The talks set in motion a series of multilateral meetings about North Korea’s nuclear program, diplomatic relations, and potential avenues for increased economic cooperation. Although the first round of talks failed to produce consensus on these issues, the event marked an important shift in the willingness of the United States to participate in formal meetings with North Korean officials.
Following the first talks in 2003, additional rounds of meetings continued until North Korea’s controversial satellite launch in 2009. The failed launch (widely believed to be a prototype ICBM) was condemned by the U.N. Security Council. In response, North Korea’s Foreign Ministry issued a statement proclaiming “We will never again take part in such talks and will not be bound by any agreement reached at the talks.” Inspectors from the International Atomic Energy Agency (IAEA) were expelled from the country, and surveillance equipment at the Yongbyon plant was dismantled. These actions, in addition to later weapons tests, the Battle of Daecheong, the shelling of Yeonpyeong Island, and the sinking of a South Korean vessel have further aggravated tension and prevented diplomatic meetings. In 2009, the United States suspended foreign aid to North Korea.
..........
* _TASKS TO PERFORM_
1. Answer these about the North Korea talks text:
(a) What did the first round of talks fail to produce?
(b) Which body condemned the failed 2009 launch?
(c) At which plant was surveillance equipment dismantled?
2. Reproduce everything in the North Korea talks text from "Following the first" down to "to North Korea.", swapping "talks" for "negotiations".
The items play no role in what is asked here.
..........
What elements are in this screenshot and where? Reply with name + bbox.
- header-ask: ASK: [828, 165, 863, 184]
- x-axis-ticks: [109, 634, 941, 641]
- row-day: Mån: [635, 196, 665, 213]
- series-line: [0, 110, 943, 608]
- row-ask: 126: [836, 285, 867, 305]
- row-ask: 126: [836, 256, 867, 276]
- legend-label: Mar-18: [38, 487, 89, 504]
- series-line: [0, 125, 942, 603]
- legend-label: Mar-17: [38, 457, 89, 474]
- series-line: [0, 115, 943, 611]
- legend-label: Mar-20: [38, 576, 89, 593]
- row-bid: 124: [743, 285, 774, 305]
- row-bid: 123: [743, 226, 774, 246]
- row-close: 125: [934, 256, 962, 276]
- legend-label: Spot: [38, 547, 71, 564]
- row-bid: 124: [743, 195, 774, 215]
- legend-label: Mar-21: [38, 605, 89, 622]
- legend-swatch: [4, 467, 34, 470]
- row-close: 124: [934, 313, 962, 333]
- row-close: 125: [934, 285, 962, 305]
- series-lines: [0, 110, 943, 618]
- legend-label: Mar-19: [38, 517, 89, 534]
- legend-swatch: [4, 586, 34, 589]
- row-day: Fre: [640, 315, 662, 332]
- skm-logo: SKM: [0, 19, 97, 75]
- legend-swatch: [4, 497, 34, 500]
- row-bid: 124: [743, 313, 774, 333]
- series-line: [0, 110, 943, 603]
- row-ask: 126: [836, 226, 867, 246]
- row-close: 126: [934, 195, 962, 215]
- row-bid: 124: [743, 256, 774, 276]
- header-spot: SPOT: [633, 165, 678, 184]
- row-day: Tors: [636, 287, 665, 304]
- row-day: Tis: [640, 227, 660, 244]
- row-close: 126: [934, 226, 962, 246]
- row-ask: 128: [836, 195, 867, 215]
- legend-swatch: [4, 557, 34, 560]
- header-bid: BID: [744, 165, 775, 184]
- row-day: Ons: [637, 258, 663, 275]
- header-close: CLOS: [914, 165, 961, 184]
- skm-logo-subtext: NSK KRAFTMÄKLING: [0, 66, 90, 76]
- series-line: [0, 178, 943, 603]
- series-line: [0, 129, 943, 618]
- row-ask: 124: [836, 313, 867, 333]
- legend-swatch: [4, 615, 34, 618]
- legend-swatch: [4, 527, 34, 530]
..........
* _FULL SOLUTIONS_
1.
(a) Consensus on North Korea’s nuclear program, diplomatic relations, and potential avenues for increased economic cooperation.
(b) The U.N. Security Council.
(c) The Yongbyon plant.

2.
Following the first negotiations in 2003, additional rounds of meetings continued until North Korea’s controversial satellite launch in 2009. The failed launch (widely believed to be a prototype ICBM) was condemned by the U.N. Security Council. In response, North Korea’s Foreign Ministry issued a statement proclaiming “We will never again take part in such negotiations and will not be bound by any agreement reached at the negotiations.” Inspectors from the International Atomic Energy Agency (IAEA) were expelled from the country, and surveillance equipment at the Yongbyon plant was dismantled. These actions, in addition to later weapons tests, the Battle of Daecheong, the shelling of Yeonpyeong Island, and the sinking of a South Korean vessel have further aggravated tension and prevented diplomatic meetings. In 2009, the United States suspended foreign aid to North Korea.